■ PROBLEM TO WORK ON:
Needed from the data below: all lines that contain the word "technique".

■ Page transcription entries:
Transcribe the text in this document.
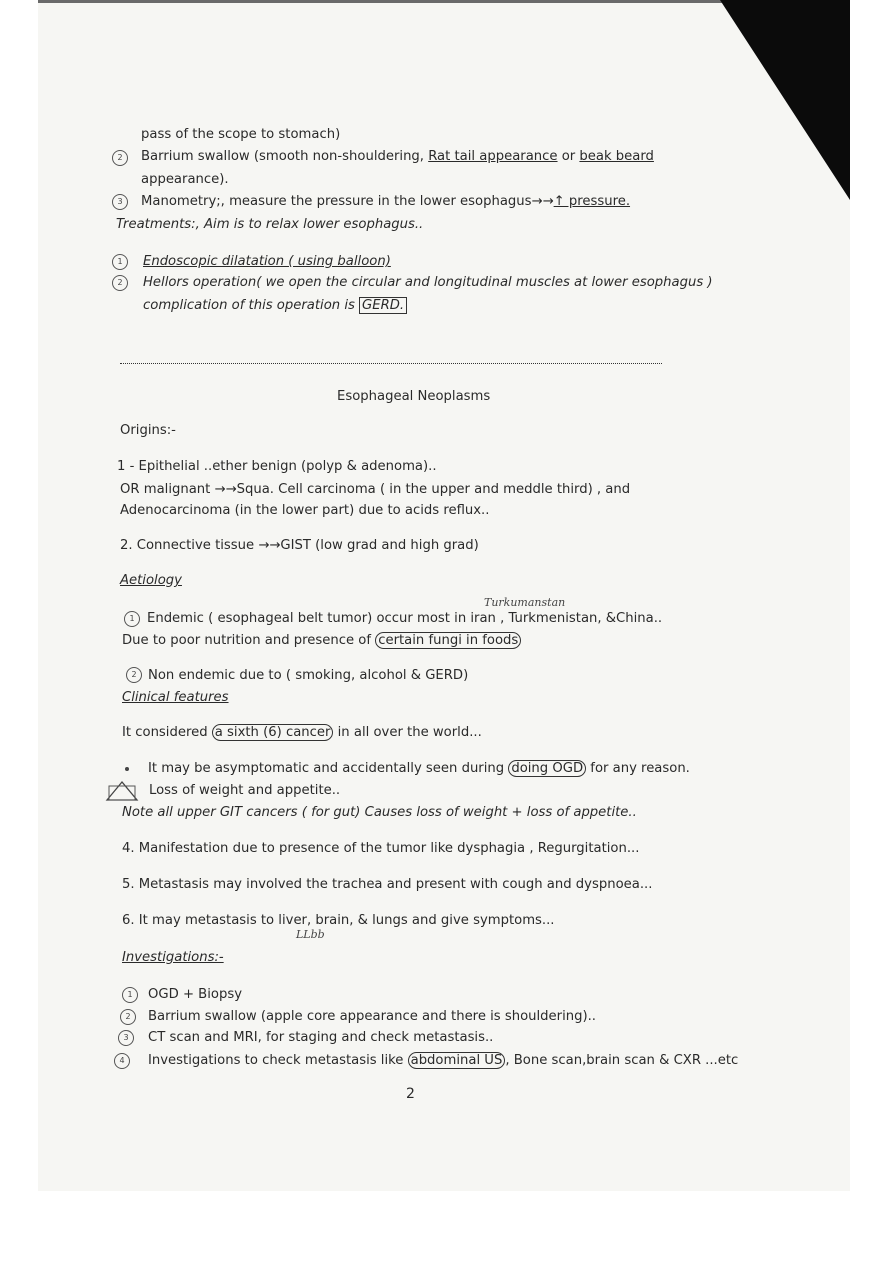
pass of the scope to stomach)
2	Barrium swallow (smooth non-shouldering, Rat tail appearance or beak beard
appearance).
3	Manometry;, measure the pressure in the lower esophagus→→↑ pressure.
Treatments:, Aim is to relax lower esophagus..
1	Endoscopic dilatation ( using balloon)
2	Hellors operation( we open the circular and longitudinal muscles at lower esophagus )
complication of this operation is GERD.
Esophageal Neoplasms
Origins:-
1 - Epithelial ..ether benign (polyp & adenoma)..
OR malignant →→Squa. Cell carcinoma ( in the upper and meddle third) , and
Adenocarcinoma (in the lower part) due to acids reflux..
2. Connective tissue →→GIST (low grad and high grad)
Aetiology
Turkumanstan
1 Endemic ( esophageal belt tumor) occur most in iran , Turkmenistan, &China..
Due to poor nutrition and presence of certain fungi in foods
2 Non endemic due to ( smoking, alcohol & GERD)
Clinical features
It considered a sixth (6) cancer in all over the world...
It may be asymptomatic and accidentally seen during doing OGD for any reason.
Loss of weight and appetite..
Note all upper GIT cancers ( for gut) Causes loss of weight + loss of appetite..
4. Manifestation due to presence of the tumor like dysphagia , Regurgitation...
5. Metastasis may involved the trachea and present with cough and dyspnoea...
6. It may metastasis to liver, brain, & lungs and give symptoms...
LLbb
Investigations:-
1	OGD + Biopsy
2	Barrium swallow (apple core appearance and there is shouldering)..
3	CT scan and MRI, for staging and check metastasis..
4	Investigations to check metastasis like abdominal US , Bone scan,brain scan & CXR ...etc
2
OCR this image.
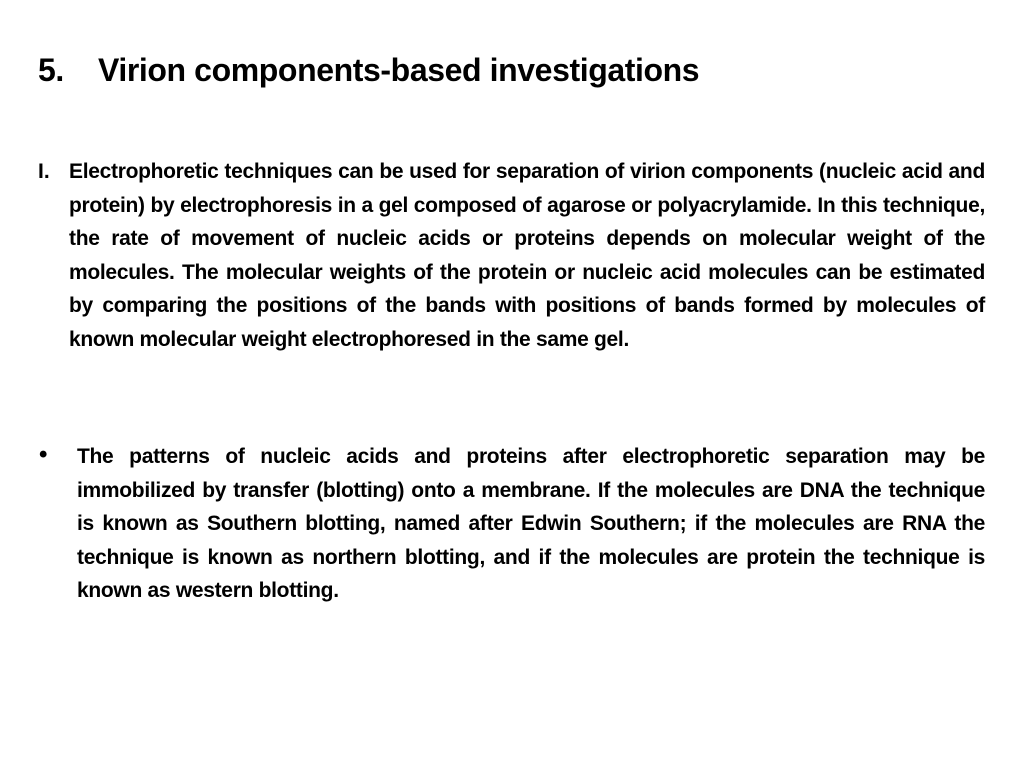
5. Virion components-based investigations
I. Electrophoretic techniques can be used for separation of virion components (nucleic acid and protein) by electrophoresis in a gel composed of agarose or polyacrylamide. In this technique, the rate of movement of nucleic acids or proteins depends on molecular weight of the molecules. The molecular weights of the protein or nucleic acid molecules can be estimated by comparing the positions of the bands with positions of bands formed by molecules of known molecular weight electrophoresed in the same gel.
• The patterns of nucleic acids and proteins after electrophoretic separation may be immobilized by transfer (blotting) onto a membrane. If the molecules are DNA the technique is known as Southern blotting, named after Edwin Southern; if the molecules are RNA the technique is known as northern blotting, and if the molecules are protein the technique is known as western blotting.
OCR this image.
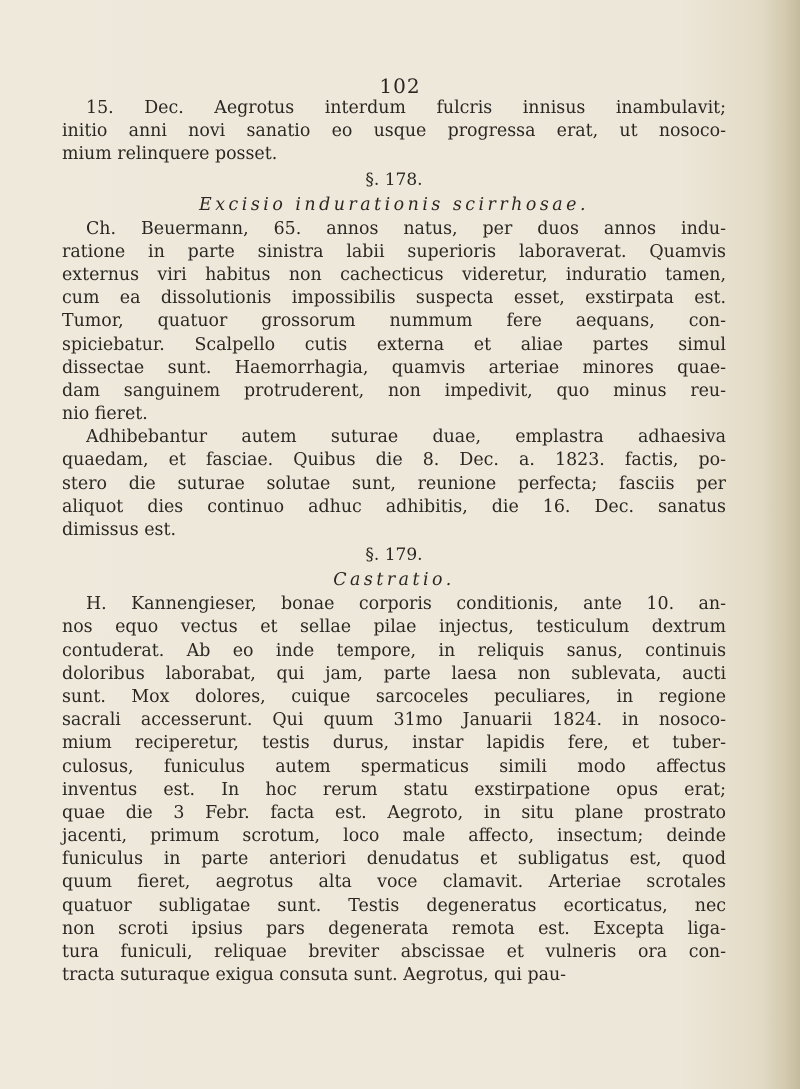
102
15. Dec. Aegrotus interdum fulcris innisus inambulavit;
initio anni novi sanatio eo usque progressa erat, ut nosoco-
mium relinquere posset.
§. 178.
Excisio indurationis scirrhosae.
Ch. Beuermann, 65. annos natus, per duos annos indu-
ratione in parte sinistra labii superioris laboraverat. Quamvis
externus viri habitus non cachecticus videretur, induratio tamen,
cum ea dissolutionis impossibilis suspecta esset, exstirpata est.
Tumor, quatuor grossorum nummum fere aequans, con-
spiciebatur. Scalpello cutis externa et aliae partes simul
dissectae sunt. Haemorrhagia, quamvis arteriae minores quae-
dam sanguinem protruderent, non impedivit, quo minus reu-
nio fieret.
Adhibebantur autem suturae duae, emplastra adhaesiva
quaedam, et fasciae. Quibus die 8. Dec. a. 1823. factis, po-
stero die suturae solutae sunt, reunione perfecta; fasciis per
aliquot dies continuo adhuc adhibitis, die 16. Dec. sanatus
dimissus est.
§. 179.
Castratio.
H. Kannengieser, bonae corporis conditionis, ante 10. an-
nos equo vectus et sellae pilae injectus, testiculum dextrum
contuderat. Ab eo inde tempore, in reliquis sanus, continuis
doloribus laborabat, qui jam, parte laesa non sublevata, aucti
sunt. Mox dolores, cuique sarcoceles peculiares, in regione
sacrali accesserunt. Qui quum 31mo Januarii 1824. in nosoco-
mium reciperetur, testis durus, instar lapidis fere, et tuber-
culosus, funiculus autem spermaticus simili modo affectus
inventus est. In hoc rerum statu exstirpatione opus erat;
quae die 3 Febr. facta est. Aegroto, in situ plane prostrato
jacenti, primum scrotum, loco male affecto, insectum; deinde
funiculus in parte anteriori denudatus et subligatus est, quod
quum fieret, aegrotus alta voce clamavit. Arteriae scrotales
quatuor subligatae sunt. Testis degeneratus ecorticatus, nec
non scroti ipsius pars degenerata remota est. Excepta liga-
tura funiculi, reliquae breviter abscissae et vulneris ora con-
tracta suturaque exigua consuta sunt. Aegrotus, qui pau-
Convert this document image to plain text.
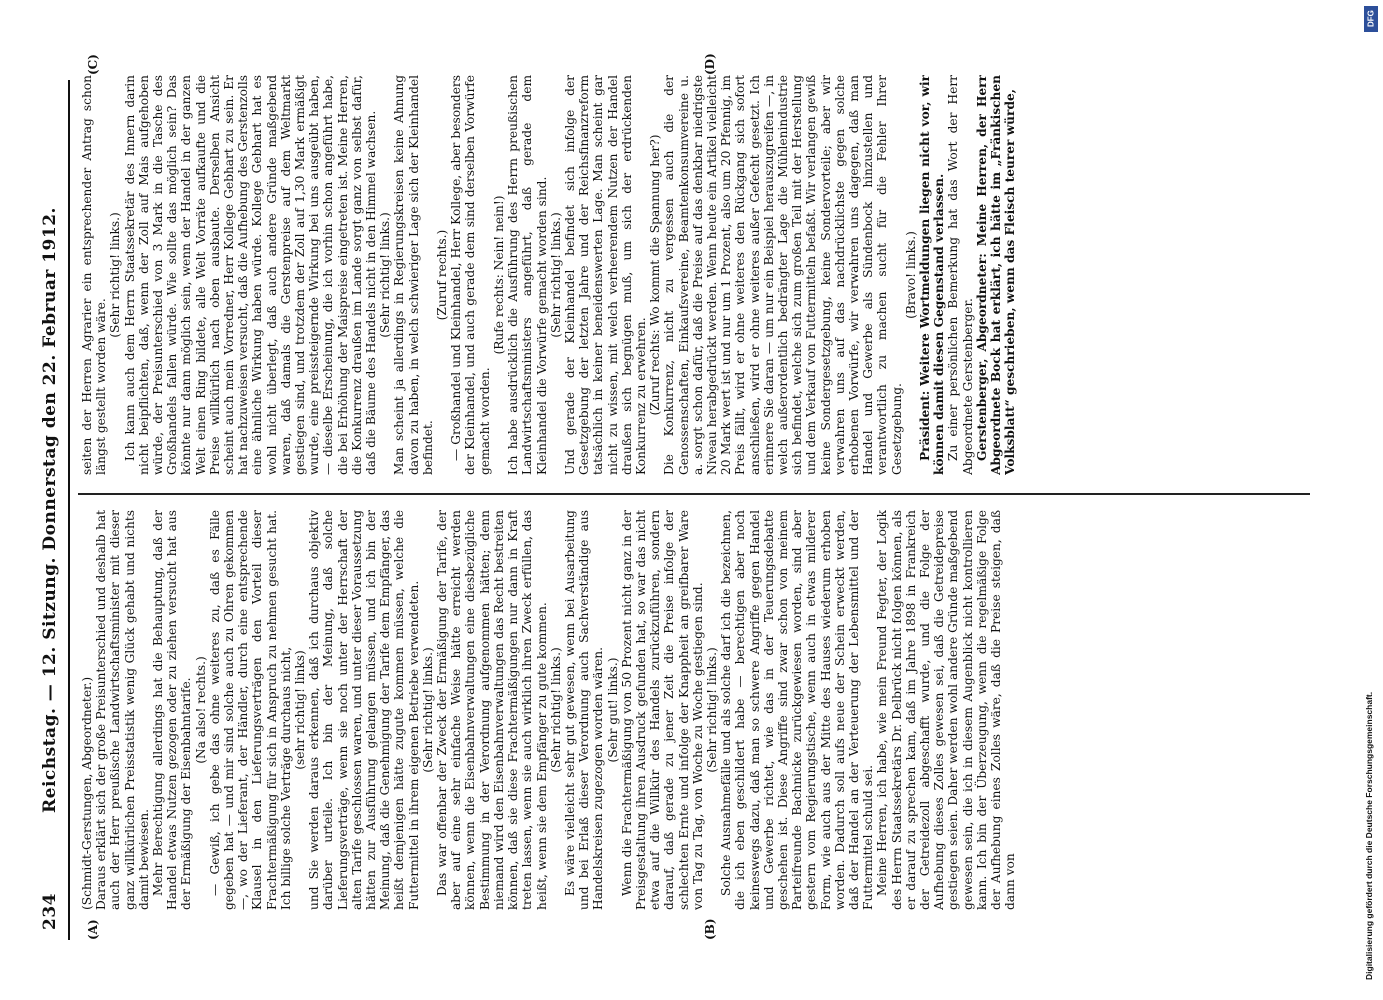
234
Reichstag. — 12. Sitzung. Donnerstag den 22. Februar 1912.
(A)	(B)
(C)	(D)

(Schmidt-Gerstungen, Abgeordneter.) Daraus erklärt sich der große Preisunterschied und deshalb hat auch der Herr preußische Landwirtschaftsminister mit dieser ganz willkürlichen Preisstatistik wenig Glück gehabt und nichts damit bewiesen. Mehr Berechtigung allerdings hat die Behauptung, daß der Handel etwas Nutzen gezogen oder zu ziehen versucht hat aus der Ermäßigung der Eisenbahntarife. (Na also! rechts.) — Gewiß, ich gebe das ohne weiteres zu, daß es Fälle gegeben hat — und mir sind solche auch zu Ohren gekommen —, wo der Lieferant, der Händler, durch eine entsprechende Klausel in den Lieferungsverträgen den Vorteil dieser Frachtermäßigung für sich in Anspruch zu nehmen gesucht hat. Ich billige solche Verträge durchaus nicht, (sehr richtig! links) und Sie werden daraus erkennen, daß ich durchaus objektiv darüber urteile. Ich bin der Meinung, daß solche Lieferungsverträge, wenn sie noch unter der Herrschaft der alten Tarife geschlossen waren, und unter dieser Voraussetzung hätten zur Ausführung gelangen müssen, und ich bin der Meinung, daß die Genehmigung der Tarife dem Empfänger, das heißt demjenigen hätte zugute kommen müssen, welche die Futtermittel in ihrem eigenen Betriebe verwendeten. (Sehr richtig! links.) Das war offenbar der Zweck der Ermäßigung der Tarife, der aber auf eine sehr einfache Weise hätte erreicht werden können, wenn die Eisenbahnverwaltungen eine diesbezügliche Bestimmung in der Verordnung aufgenommen hätten; denn niemand wird den Eisenbahnverwaltungen das Recht bestreiten können, daß sie diese Frachtermäßigungen nur dann in Kraft treten lassen, wenn sie auch wirklich ihren Zweck erfüllen, das heißt, wenn sie dem Empfänger zu gute kommen. (Sehr richtig! links.) Es wäre vielleicht sehr gut gewesen, wenn bei Ausarbeitung und bei Erlaß dieser Verordnung auch Sachverständige aus Handelskreisen zugezogen worden wären. (Sehr gut! links.) Wenn die Frachtermäßigung von 50 Prozent nicht ganz in der Preisgestaltung ihren Ausdruck gefunden hat, so war das nicht etwa auf die Willkür des Handels zurückzuführen, sondern darauf, daß gerade zu jener Zeit die Preise infolge der schlechten Ernte und infolge der Knappheit an greifbarer Ware von Tag zu Tag, von Woche zu Woche gestiegen sind. (Sehr richtig! links.) Solche Ausnahmefälle und als solche darf ich die bezeichnen, die ich eben geschildert habe — berechtigen aber noch keineswegs dazu, daß man so schwere Angriffe gegen Handel und Gewerbe richtet, wie das in der Teuerungsdebatte geschehen ist. Diese Angriffe sind zwar schon von meinem Parteifreunde Bachnicke zurückgewiesen worden, sind aber gestern vom Regierungstische, wenn auch in etwas milderer Form, wie auch aus der Mitte des Hauses wiederum erhoben worden. Dadurch soll aufs neue der Schein erweckt werden, daß der Handel an der Verteuerung der Lebensmittel und der Futtermittel schuld sei. Meine Herren, ich habe, wie mein Freund Fegter, der Logik des Herrn Staatssekretärs Dr. Delbrück nicht folgen können, als er darauf zu sprechen kam, daß im Jahre 1898 in Frankreich der Getreidezoll abgeschafft wurde, und die Folge der Aufhebung dieses Zolles gewesen sei, daß die Getreidepreise gestiegen seien. Daher werden wohl andere Gründe maßgebend gewesen sein, die ich in diesem Augenblick nicht kontrollieren kann. Ich bin der Überzeugung, wenn die regelmäßige Folge der Aufhebung eines Zolles wäre, daß die Preise steigen, daß dann von

seiten der Herren Agrarier ein entsprechender Antrag schon längst gestellt worden wäre.

(Sehr richtig! links.) Ich kann auch dem Herrn Staatssekretär des Innern darin nicht beipflichten, daß, wenn der Zoll auf Mais aufgehoben würde, der Preisunterschied von 3 Mark in die Tasche des Großhandels fallen würde. Wie sollte das möglich sein? Das könnte nur dann möglich sein, wenn der Handel in der ganzen Welt einen Ring bildete, alle Welt Vorräte aufkaufte und die Preise willkürlich nach oben ausbaute. Derselben Ansicht scheint auch mein Vorredner, Herr Kollege Gebhart zu sein. Er hat nachzuweisen versucht, daß die Aufhebung des Gerstenzolls eine ähnliche Wirkung haben würde. Kollege Gebhart hat es wohl nicht überlegt, daß auch andere Gründe maßgebend waren, daß damals die Gerstenpreise auf dem Weltmarkt gestiegen sind, und trotzdem der Zoll auf 1,30 Mark ermäßigt wurde, eine preissteigernde Wirkung bei uns ausgeübt haben, — dieselbe Erscheinung, die ich vorhin schon angeführt habe, die bei Erhöhung der Maispreise eingetreten ist. Meine Herren, die Konkurrenz draußen im Lande sorgt ganz von selbst dafür, daß die Bäume des Handels nicht in den Himmel wachsen. (Sehr richtig! links.) Man scheint ja allerdings in Regierungskreisen keine Ahnung davon zu haben, in welch schwieriger Lage sich der Kleinhandel befindet.

(Zuruf rechts.) — Großhandel und Kleinhandel, Herr Kollege, aber besonders der Kleinhandel, und auch gerade dem sind derselben Vorwürfe gemacht worden.

(Rufe rechts: Nein! nein!) Ich habe ausdrücklich die Ausführung des Herrn preußischen Landwirtschaftsministers angeführt, daß gerade dem Kleinhandel die Vorwürfe gemacht worden sind. (Sehr richtig! links.) Und gerade der Kleinhandel befindet sich infolge der Gesetzgebung der letzten Jahre und der Reichsfinanzreform tatsächlich in keiner beneidenswerten Lage. Man scheint gar nicht zu wissen, mit welch verheerendem Nutzen der Handel draußen sich begnügen muß, um sich der erdrückenden Konkurrenz zu erwehren. (Zuruf rechts: Wo kommt die Spannung her?) Die Konkurrenz, nicht zu vergessen auch die der Genossenschaften, Einkaufsvereine, Beamtenkonsumvereine u. a. sorgt schon dafür, daß die Preise auf das denkbar niedrigste Niveau herabgedrückt werden. Wenn heute ein Artikel vielleicht 20 Mark wert ist und nur um 1 Prozent, also um 20 Pfennig, im Preis fällt, wird er ohne weiteres den Rückgang sich sofort anschließen, wird er ohne weiteres außer Gefecht gesetzt. Ich erinnere Sie daran — um nur ein Beispiel herauszugreifen —, in welch außerordentlich bedrängter Lage die Mühlenindustrie sich befindet, welche sich zum großen Teil mit der Herstellung und dem Verkauf von Futtermitteln befaßt. Wir verlangen gewiß keine Sondergesetzgebung, keine Sondervorteile; aber wir verwahren uns auf das nachdrücklichste gegen solche erhobenen Vorwürfe, wir verwahren uns dagegen, daß man Handel und Gewerbe als Sündenbock hinzustellen und verantwortlich zu machen sucht für die Fehler Ihrer Gesetzgebung.

(Bravo! links.) Präsident: Weitere Wortmeldungen liegen nicht vor, wir können damit diesen Gegenstand verlassen. Zu einer persönlichen Bemerkung hat das Wort der Herr Abgeordnete Gerstenberger. Gerstenberger, Abgeordneter: Meine Herren, der Herr Abgeordnete Bock hat erklärt, ich hätte im „Fränkischen Volksblatt“ geschrieben, wenn das Fleisch teurer würde,

DFG
Digitalisierung gefördert durch die Deutsche Forschungsgemeinschaft.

■ ANSWER SPACE:
I. Electrophoretic techniques can be used for separation of virion components (nucleic acid and protein) by electrophoresis in a gel composed of agarose or polyacrylamide. In this technique, the rate of movement of nucleic acids or proteins depends on molecular weight of the molecules. The molecular weights of the protein or nucleic acid molecules can be estimated by comparing the positions of the bands with positions of bands formed by molecules of known molecular weight electrophoresed in the same gel.
• The patterns of nucleic acids and proteins after electrophoretic separation may be immobilized by transfer (blotting) onto a membrane. If the molecules are DNA the technique is known as Southern blotting, named after Edwin Southern; if the molecules are RNA the technique is known as northern blotting, and if the molecules are protein the technique is known as western blotting.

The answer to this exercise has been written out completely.